§ **Dataset entries**
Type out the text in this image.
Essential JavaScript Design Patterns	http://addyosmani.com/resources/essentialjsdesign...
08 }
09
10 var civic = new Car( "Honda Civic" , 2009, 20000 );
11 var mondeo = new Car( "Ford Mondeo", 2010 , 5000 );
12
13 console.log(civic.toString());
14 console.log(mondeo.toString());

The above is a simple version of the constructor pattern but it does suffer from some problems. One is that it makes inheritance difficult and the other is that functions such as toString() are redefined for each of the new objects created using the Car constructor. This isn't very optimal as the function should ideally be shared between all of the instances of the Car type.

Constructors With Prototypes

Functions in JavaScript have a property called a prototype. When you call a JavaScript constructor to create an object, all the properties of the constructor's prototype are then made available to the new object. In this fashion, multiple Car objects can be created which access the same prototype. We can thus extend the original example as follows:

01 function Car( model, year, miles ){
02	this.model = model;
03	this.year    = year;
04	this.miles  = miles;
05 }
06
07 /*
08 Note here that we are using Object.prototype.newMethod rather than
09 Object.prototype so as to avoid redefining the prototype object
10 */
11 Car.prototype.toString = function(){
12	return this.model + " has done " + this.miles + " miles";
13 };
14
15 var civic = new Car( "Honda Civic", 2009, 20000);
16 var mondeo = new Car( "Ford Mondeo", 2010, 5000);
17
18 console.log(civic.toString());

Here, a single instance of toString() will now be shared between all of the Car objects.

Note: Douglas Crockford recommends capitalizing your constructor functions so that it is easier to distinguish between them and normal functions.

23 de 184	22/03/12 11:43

§ **Exercise objective**
Identify every line above that includes the word "Note", and show those lines.

§ **Result of the exercise**
08 Note here that we are using Object.prototype.newMethod rather than
Note: Douglas Crockford recommends capitalizing your constructor functions so that it is easier to distinguish between them and normal functions.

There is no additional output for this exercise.